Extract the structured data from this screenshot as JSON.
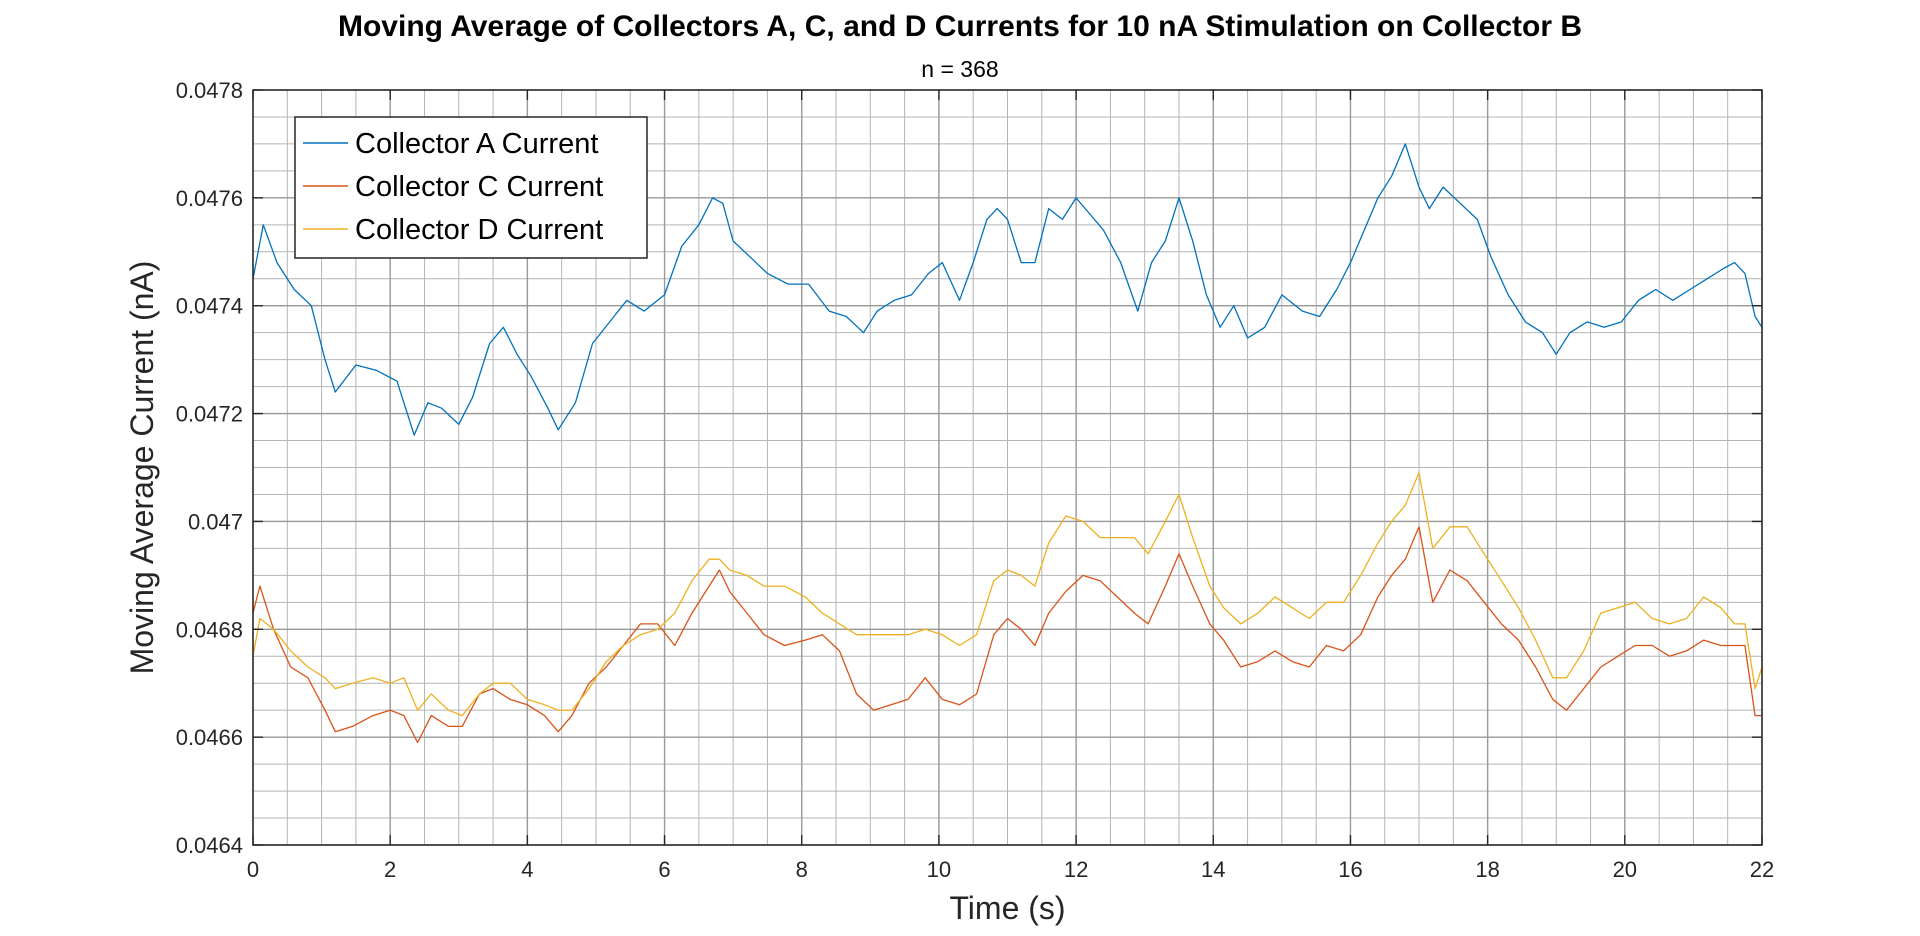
{
  "chart_data": {
    "type": "line",
    "title": "Moving Average of Collectors A, C, and D Currents for 10 nA Stimulation on Collector B",
    "subtitle": "n = 368",
    "xlabel": "Time (s)",
    "ylabel": "Moving Average Current (nA)",
    "xlim": [
      0,
      22
    ],
    "ylim": [
      0.0464,
      0.0478
    ],
    "xticks": [
      0,
      2,
      4,
      6,
      8,
      10,
      12,
      14,
      16,
      18,
      20,
      22
    ],
    "xtick_labels": [
      "0",
      "2",
      "4",
      "6",
      "8",
      "10",
      "12",
      "14",
      "16",
      "18",
      "20",
      "22"
    ],
    "yticks": [
      0.0464,
      0.0466,
      0.0468,
      0.047,
      0.0472,
      0.0474,
      0.0476,
      0.0478
    ],
    "ytick_labels": [
      "0.0464",
      "0.0466",
      "0.0468",
      "0.047",
      "0.0472",
      "0.0474",
      "0.0476",
      "0.0478"
    ],
    "grid": true,
    "minor_grid": true,
    "legend_position": "top-left",
    "series": [
      {
        "name": "Collector A Current",
        "color": "#0072BD",
        "x": [
          0,
          0.15,
          0.35,
          0.6,
          0.85,
          1.05,
          1.2,
          1.5,
          1.8,
          2.1,
          2.35,
          2.55,
          2.75,
          3.0,
          3.2,
          3.45,
          3.65,
          3.85,
          4.05,
          4.3,
          4.45,
          4.7,
          4.95,
          5.2,
          5.45,
          5.7,
          6.0,
          6.25,
          6.5,
          6.7,
          6.85,
          7.0,
          7.25,
          7.5,
          7.8,
          8.1,
          8.4,
          8.65,
          8.9,
          9.1,
          9.35,
          9.6,
          9.85,
          10.05,
          10.3,
          10.5,
          10.7,
          10.85,
          11.0,
          11.2,
          11.4,
          11.6,
          11.8,
          12.0,
          12.2,
          12.4,
          12.65,
          12.9,
          13.1,
          13.3,
          13.5,
          13.7,
          13.9,
          14.1,
          14.3,
          14.5,
          14.75,
          15.0,
          15.3,
          15.55,
          15.8,
          16.0,
          16.2,
          16.4,
          16.6,
          16.8,
          17.0,
          17.15,
          17.35,
          17.6,
          17.85,
          18.05,
          18.3,
          18.55,
          18.8,
          19.0,
          19.2,
          19.45,
          19.7,
          19.95,
          20.2,
          20.45,
          20.7,
          20.95,
          21.2,
          21.45,
          21.6,
          21.75,
          21.9,
          22.0
        ],
        "y": [
          0.04745,
          0.04755,
          0.04748,
          0.04743,
          0.0474,
          0.0473,
          0.04724,
          0.04729,
          0.04728,
          0.04726,
          0.04716,
          0.04722,
          0.04721,
          0.04718,
          0.04723,
          0.04733,
          0.04736,
          0.04731,
          0.04727,
          0.04721,
          0.04717,
          0.04722,
          0.04733,
          0.04737,
          0.04741,
          0.04739,
          0.04742,
          0.04751,
          0.04755,
          0.0476,
          0.04759,
          0.04752,
          0.04749,
          0.04746,
          0.04744,
          0.04744,
          0.04739,
          0.04738,
          0.04735,
          0.04739,
          0.04741,
          0.04742,
          0.04746,
          0.04748,
          0.04741,
          0.04748,
          0.04756,
          0.04758,
          0.04756,
          0.04748,
          0.04748,
          0.04758,
          0.04756,
          0.0476,
          0.04757,
          0.04754,
          0.04748,
          0.04739,
          0.04748,
          0.04752,
          0.0476,
          0.04752,
          0.04742,
          0.04736,
          0.0474,
          0.04734,
          0.04736,
          0.04742,
          0.04739,
          0.04738,
          0.04743,
          0.04748,
          0.04754,
          0.0476,
          0.04764,
          0.0477,
          0.04762,
          0.04758,
          0.04762,
          0.04759,
          0.04756,
          0.04749,
          0.04742,
          0.04737,
          0.04735,
          0.04731,
          0.04735,
          0.04737,
          0.04736,
          0.04737,
          0.04741,
          0.04743,
          0.04741,
          0.04743,
          0.04745,
          0.04747,
          0.04748,
          0.04746,
          0.04738,
          0.04736
        ]
      },
      {
        "name": "Collector C Current",
        "color": "#D95319",
        "x": [
          0,
          0.1,
          0.3,
          0.55,
          0.8,
          1.05,
          1.2,
          1.45,
          1.75,
          2.0,
          2.2,
          2.4,
          2.6,
          2.85,
          3.05,
          3.3,
          3.5,
          3.75,
          4.0,
          4.25,
          4.45,
          4.65,
          4.9,
          5.15,
          5.4,
          5.65,
          5.9,
          6.15,
          6.4,
          6.65,
          6.8,
          6.95,
          7.2,
          7.45,
          7.75,
          8.05,
          8.3,
          8.55,
          8.8,
          9.05,
          9.3,
          9.55,
          9.8,
          10.05,
          10.3,
          10.55,
          10.8,
          11.0,
          11.2,
          11.4,
          11.6,
          11.85,
          12.1,
          12.35,
          12.6,
          12.85,
          13.05,
          13.3,
          13.5,
          13.7,
          13.95,
          14.15,
          14.4,
          14.65,
          14.9,
          15.15,
          15.4,
          15.65,
          15.9,
          16.15,
          16.4,
          16.6,
          16.8,
          17.0,
          17.2,
          17.45,
          17.7,
          17.95,
          18.2,
          18.45,
          18.7,
          18.95,
          19.15,
          19.4,
          19.65,
          19.9,
          20.15,
          20.4,
          20.65,
          20.9,
          21.15,
          21.4,
          21.6,
          21.75,
          21.9,
          22.0
        ],
        "y": [
          0.04683,
          0.04688,
          0.0468,
          0.04673,
          0.04671,
          0.04665,
          0.04661,
          0.04662,
          0.04664,
          0.04665,
          0.04664,
          0.04659,
          0.04664,
          0.04662,
          0.04662,
          0.04668,
          0.04669,
          0.04667,
          0.04666,
          0.04664,
          0.04661,
          0.04664,
          0.0467,
          0.04673,
          0.04677,
          0.04681,
          0.04681,
          0.04677,
          0.04683,
          0.04688,
          0.04691,
          0.04687,
          0.04683,
          0.04679,
          0.04677,
          0.04678,
          0.04679,
          0.04676,
          0.04668,
          0.04665,
          0.04666,
          0.04667,
          0.04671,
          0.04667,
          0.04666,
          0.04668,
          0.04679,
          0.04682,
          0.0468,
          0.04677,
          0.04683,
          0.04687,
          0.0469,
          0.04689,
          0.04686,
          0.04683,
          0.04681,
          0.04688,
          0.04694,
          0.04688,
          0.04681,
          0.04678,
          0.04673,
          0.04674,
          0.04676,
          0.04674,
          0.04673,
          0.04677,
          0.04676,
          0.04679,
          0.04686,
          0.0469,
          0.04693,
          0.04699,
          0.04685,
          0.04691,
          0.04689,
          0.04685,
          0.04681,
          0.04678,
          0.04673,
          0.04667,
          0.04665,
          0.04669,
          0.04673,
          0.04675,
          0.04677,
          0.04677,
          0.04675,
          0.04676,
          0.04678,
          0.04677,
          0.04677,
          0.04677,
          0.04664,
          0.04664
        ]
      },
      {
        "name": "Collector D Current",
        "color": "#EDB120",
        "x": [
          0,
          0.1,
          0.3,
          0.55,
          0.8,
          1.05,
          1.2,
          1.45,
          1.75,
          2.0,
          2.2,
          2.4,
          2.6,
          2.85,
          3.05,
          3.3,
          3.5,
          3.75,
          4.0,
          4.25,
          4.45,
          4.65,
          4.9,
          5.15,
          5.4,
          5.65,
          5.9,
          6.15,
          6.4,
          6.65,
          6.8,
          6.95,
          7.2,
          7.45,
          7.75,
          8.05,
          8.3,
          8.55,
          8.8,
          9.05,
          9.3,
          9.55,
          9.8,
          10.05,
          10.3,
          10.55,
          10.8,
          11.0,
          11.2,
          11.4,
          11.6,
          11.85,
          12.1,
          12.35,
          12.6,
          12.85,
          13.05,
          13.3,
          13.5,
          13.7,
          13.95,
          14.15,
          14.4,
          14.65,
          14.9,
          15.15,
          15.4,
          15.65,
          15.9,
          16.15,
          16.4,
          16.6,
          16.8,
          17.0,
          17.2,
          17.45,
          17.7,
          17.95,
          18.2,
          18.45,
          18.7,
          18.95,
          19.15,
          19.4,
          19.65,
          19.9,
          20.15,
          20.4,
          20.65,
          20.9,
          21.15,
          21.4,
          21.6,
          21.75,
          21.9,
          22.0
        ],
        "y": [
          0.04675,
          0.04682,
          0.0468,
          0.04676,
          0.04673,
          0.04671,
          0.04669,
          0.0467,
          0.04671,
          0.0467,
          0.04671,
          0.04665,
          0.04668,
          0.04665,
          0.04664,
          0.04668,
          0.0467,
          0.0467,
          0.04667,
          0.04666,
          0.04665,
          0.04665,
          0.04669,
          0.04674,
          0.04677,
          0.04679,
          0.0468,
          0.04683,
          0.04689,
          0.04693,
          0.04693,
          0.04691,
          0.0469,
          0.04688,
          0.04688,
          0.04686,
          0.04683,
          0.04681,
          0.04679,
          0.04679,
          0.04679,
          0.04679,
          0.0468,
          0.04679,
          0.04677,
          0.04679,
          0.04689,
          0.04691,
          0.0469,
          0.04688,
          0.04696,
          0.04701,
          0.047,
          0.04697,
          0.04697,
          0.04697,
          0.04694,
          0.047,
          0.04705,
          0.04697,
          0.04688,
          0.04684,
          0.04681,
          0.04683,
          0.04686,
          0.04684,
          0.04682,
          0.04685,
          0.04685,
          0.0469,
          0.04696,
          0.047,
          0.04703,
          0.04709,
          0.04695,
          0.04699,
          0.04699,
          0.04694,
          0.04689,
          0.04684,
          0.04678,
          0.04671,
          0.04671,
          0.04676,
          0.04683,
          0.04684,
          0.04685,
          0.04682,
          0.04681,
          0.04682,
          0.04686,
          0.04684,
          0.04681,
          0.04681,
          0.04669,
          0.04673
        ]
      }
    ]
  }
}
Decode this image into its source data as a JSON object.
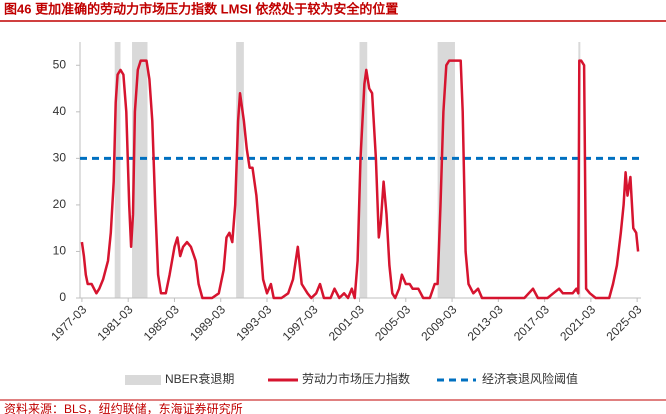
{
  "chart_data": {
    "type": "line",
    "title": "图46  更加准确的劳动力市场压力指数 LMSI 依然处于较为安全的位置",
    "source": "资料来源：BLS，纽约联储，东海证券研究所",
    "xlim": [
      "1977-01",
      "2025-07"
    ],
    "xticks": [
      "1977-03",
      "1981-03",
      "1985-03",
      "1989-03",
      "1993-03",
      "1997-03",
      "2001-03",
      "2005-03",
      "2009-03",
      "2013-03",
      "2017-03",
      "2021-03",
      "2025-03"
    ],
    "ylim": [
      0,
      55
    ],
    "yticks": [
      0,
      10,
      20,
      30,
      40,
      50
    ],
    "recessions": {
      "name": "NBER衰退期",
      "color": "#d9d9d9",
      "periods": [
        [
          "1980-01",
          "1980-07"
        ],
        [
          "1981-07",
          "1982-11"
        ],
        [
          "1990-07",
          "1991-03"
        ],
        [
          "2001-03",
          "2001-11"
        ],
        [
          "2007-12",
          "2009-06"
        ],
        [
          "2020-02",
          "2020-04"
        ]
      ]
    },
    "threshold": {
      "name": "经济衰退风险阈值",
      "value": 30,
      "color": "#0070c0"
    },
    "series": [
      {
        "name": "劳动力市场压力指数",
        "color": "#d6142f",
        "x": [
          "1977-03",
          "1977-05",
          "1977-07",
          "1977-09",
          "1978-01",
          "1978-06",
          "1978-09",
          "1979-01",
          "1979-06",
          "1979-09",
          "1979-12",
          "1980-02",
          "1980-04",
          "1980-07",
          "1980-10",
          "1981-01",
          "1981-04",
          "1981-06",
          "1981-08",
          "1981-10",
          "1982-01",
          "1982-04",
          "1982-10",
          "1983-01",
          "1983-04",
          "1983-07",
          "1983-10",
          "1984-01",
          "1984-06",
          "1984-10",
          "1985-03",
          "1985-06",
          "1985-09",
          "1985-12",
          "1986-04",
          "1986-08",
          "1987-01",
          "1987-04",
          "1987-08",
          "1988-06",
          "1989-01",
          "1989-06",
          "1989-09",
          "1989-12",
          "1990-03",
          "1990-06",
          "1990-09",
          "1990-11",
          "1991-03",
          "1991-06",
          "1991-09",
          "1991-12",
          "1992-04",
          "1992-08",
          "1992-11",
          "1993-03",
          "1993-07",
          "1993-10",
          "1994-06",
          "1995-01",
          "1995-06",
          "1995-11",
          "1996-03",
          "1996-09",
          "1997-01",
          "1997-06",
          "1997-10",
          "1998-02",
          "1998-09",
          "1999-01",
          "1999-06",
          "1999-11",
          "2000-03",
          "2000-07",
          "2000-10",
          "2001-01",
          "2001-04",
          "2001-08",
          "2001-10",
          "2002-01",
          "2002-04",
          "2002-08",
          "2002-11",
          "2003-01",
          "2003-04",
          "2003-07",
          "2003-10",
          "2004-01",
          "2004-04",
          "2004-08",
          "2004-11",
          "2005-03",
          "2005-07",
          "2005-10",
          "2006-04",
          "2006-09",
          "2007-04",
          "2007-09",
          "2007-12",
          "2008-03",
          "2008-06",
          "2008-09",
          "2008-12",
          "2009-06",
          "2009-12",
          "2010-02",
          "2010-05",
          "2010-08",
          "2011-01",
          "2011-06",
          "2011-10",
          "2013-06",
          "2014-06",
          "2015-06",
          "2016-03",
          "2016-08",
          "2017-06",
          "2017-12",
          "2018-06",
          "2018-10",
          "2019-03",
          "2019-08",
          "2019-12",
          "2020-02",
          "2020-03",
          "2020-05",
          "2020-08",
          "2020-10",
          "2021-02",
          "2021-08",
          "2022-03",
          "2022-10",
          "2023-02",
          "2023-06",
          "2023-10",
          "2024-01",
          "2024-03",
          "2024-05",
          "2024-08",
          "2024-11",
          "2025-02",
          "2025-04"
        ],
        "values": [
          12,
          9,
          5,
          3,
          3,
          1,
          2,
          4,
          8,
          14,
          25,
          42,
          48,
          49,
          48,
          40,
          20,
          11,
          18,
          40,
          49,
          51,
          51,
          47,
          38,
          20,
          5,
          1,
          1,
          5,
          11,
          13,
          9,
          11,
          12,
          11,
          8,
          3,
          0,
          0,
          1,
          6,
          13,
          14,
          12,
          20,
          38,
          44,
          38,
          32,
          28,
          28,
          22,
          12,
          4,
          1,
          3,
          0,
          0,
          1,
          4,
          11,
          3,
          1,
          0,
          1,
          3,
          0,
          0,
          2,
          0,
          1,
          0,
          2,
          0,
          8,
          30,
          46,
          49,
          45,
          44,
          30,
          13,
          16,
          25,
          18,
          7,
          1,
          0,
          2,
          5,
          3,
          3,
          2,
          2,
          0,
          0,
          3,
          3,
          20,
          40,
          50,
          51,
          51,
          51,
          40,
          10,
          3,
          1,
          2,
          0,
          0,
          0,
          0,
          2,
          0,
          0,
          1,
          2,
          1,
          1,
          1,
          2,
          1,
          51,
          51,
          50,
          2,
          1,
          0,
          0,
          0,
          3,
          7,
          14,
          20,
          27,
          22,
          26,
          15,
          14,
          10
        ]
      }
    ]
  }
}
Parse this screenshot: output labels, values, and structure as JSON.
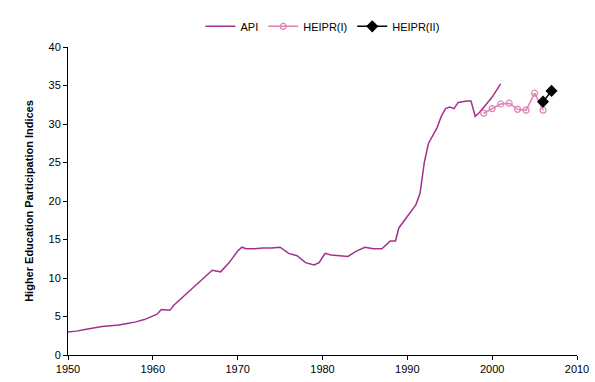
{
  "chart_data": {
    "type": "line",
    "y_label": "Higher Education Participation Indices",
    "xlim": [
      1950,
      2010
    ],
    "xticks": [
      1950,
      1960,
      1970,
      1980,
      1990,
      2000,
      2010
    ],
    "ylim": [
      0,
      40
    ],
    "yticks": [
      0,
      5,
      10,
      15,
      20,
      25,
      30,
      35,
      40
    ],
    "grid": false,
    "legend": "top",
    "series": [
      {
        "name": "API",
        "color": "#a3308f",
        "line_style": "solid",
        "marker": "none",
        "x": [
          1950,
          1951,
          1952,
          1953,
          1954,
          1955,
          1956,
          1957,
          1958,
          1959,
          1960,
          1960.5,
          1961,
          1962,
          1962.5,
          1963,
          1964,
          1965,
          1966,
          1967,
          1968,
          1969,
          1970,
          1970.5,
          1971,
          1972,
          1973,
          1974,
          1975,
          1976,
          1977,
          1978,
          1979,
          1979.6,
          1980.3,
          1981,
          1982,
          1983,
          1984,
          1985,
          1986,
          1987,
          1988,
          1988.6,
          1989,
          1990,
          1991,
          1991.5,
          1992,
          1992.5,
          1993,
          1993.5,
          1994,
          1994.5,
          1995,
          1995.5,
          1996,
          1997,
          1997.5,
          1998,
          1998.5,
          1999,
          2000,
          2001
        ],
        "values": [
          3.0,
          3.1,
          3.3,
          3.5,
          3.7,
          3.8,
          3.9,
          4.1,
          4.3,
          4.6,
          5.0,
          5.3,
          5.9,
          5.8,
          6.5,
          7.0,
          8.0,
          9.0,
          10.0,
          11.0,
          10.8,
          12.0,
          13.5,
          14.0,
          13.8,
          13.8,
          13.9,
          13.9,
          14.0,
          13.2,
          12.9,
          12.0,
          11.7,
          12.0,
          13.2,
          13.0,
          12.9,
          12.8,
          13.5,
          14.0,
          13.8,
          13.8,
          14.8,
          14.8,
          16.5,
          18.0,
          19.5,
          21.0,
          25.0,
          27.5,
          28.5,
          29.5,
          31.0,
          32.0,
          32.2,
          32.0,
          32.8,
          33.0,
          33.0,
          31.0,
          31.5,
          32.2,
          33.5,
          35.2
        ]
      },
      {
        "name": "HEIPR(I)",
        "color": "#e07fb4",
        "line_style": "solid",
        "marker": "circle-open",
        "x": [
          1999,
          2000,
          2001,
          2002,
          2003,
          2004,
          2005,
          2006
        ],
        "values": [
          31.4,
          32.0,
          32.6,
          32.7,
          31.9,
          31.8,
          34.0,
          31.8
        ]
      },
      {
        "name": "HEIPR(II)",
        "color": "#000000",
        "line_style": "solid",
        "marker": "diamond",
        "x": [
          2006,
          2007
        ],
        "values": [
          32.9,
          34.3
        ]
      }
    ]
  }
}
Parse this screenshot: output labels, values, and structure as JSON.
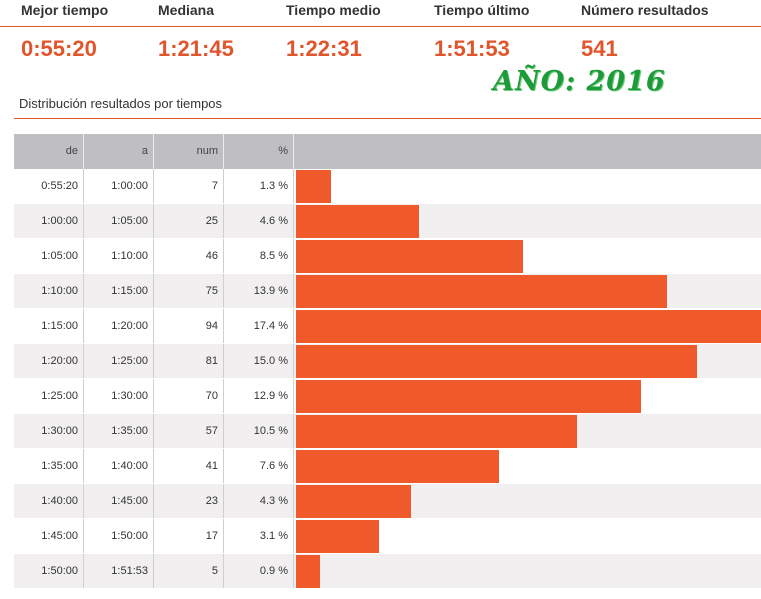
{
  "stats": [
    {
      "label": "Mejor tiempo",
      "value": "0:55:20"
    },
    {
      "label": "Mediana",
      "value": "1:21:45"
    },
    {
      "label": "Tiempo medio",
      "value": "1:22:31"
    },
    {
      "label": "Tiempo último",
      "value": "1:51:53"
    },
    {
      "label": "Número resultados",
      "value": "541"
    }
  ],
  "year_stamp": "AÑO: 2016",
  "colors": {
    "accent": "#e0552b",
    "bar": "#f05a2b",
    "header": "#bfbfc3",
    "row_alt": "#f1efef",
    "stamp": "#1f9a3a"
  },
  "chart_data": {
    "type": "bar",
    "title": "Distribución resultados por tiempos",
    "orientation": "horizontal",
    "columns": [
      "de",
      "a",
      "num",
      "%"
    ],
    "rows": [
      {
        "de": "0:55:20",
        "a": "1:00:00",
        "num": 7,
        "pct": 1.3,
        "pct_label": "1.3 %"
      },
      {
        "de": "1:00:00",
        "a": "1:05:00",
        "num": 25,
        "pct": 4.6,
        "pct_label": "4.6 %"
      },
      {
        "de": "1:05:00",
        "a": "1:10:00",
        "num": 46,
        "pct": 8.5,
        "pct_label": "8.5 %"
      },
      {
        "de": "1:10:00",
        "a": "1:15:00",
        "num": 75,
        "pct": 13.9,
        "pct_label": "13.9 %"
      },
      {
        "de": "1:15:00",
        "a": "1:20:00",
        "num": 94,
        "pct": 17.4,
        "pct_label": "17.4 %"
      },
      {
        "de": "1:20:00",
        "a": "1:25:00",
        "num": 81,
        "pct": 15.0,
        "pct_label": "15.0 %"
      },
      {
        "de": "1:25:00",
        "a": "1:30:00",
        "num": 70,
        "pct": 12.9,
        "pct_label": "12.9 %"
      },
      {
        "de": "1:30:00",
        "a": "1:35:00",
        "num": 57,
        "pct": 10.5,
        "pct_label": "10.5 %"
      },
      {
        "de": "1:35:00",
        "a": "1:40:00",
        "num": 41,
        "pct": 7.6,
        "pct_label": "7.6 %"
      },
      {
        "de": "1:40:00",
        "a": "1:45:00",
        "num": 23,
        "pct": 4.3,
        "pct_label": "4.3 %"
      },
      {
        "de": "1:45:00",
        "a": "1:50:00",
        "num": 17,
        "pct": 3.1,
        "pct_label": "3.1 %"
      },
      {
        "de": "1:50:00",
        "a": "1:51:53",
        "num": 5,
        "pct": 0.9,
        "pct_label": "0.9 %"
      }
    ]
  }
}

====

**EXERCISE GOAL**
Copy all the lines above that hold the string "source".

**THE REPLY**
Decode this image into its source data as a JSON object.
    "source": "资料来源：BLS，纽约联储，东海证券研究所",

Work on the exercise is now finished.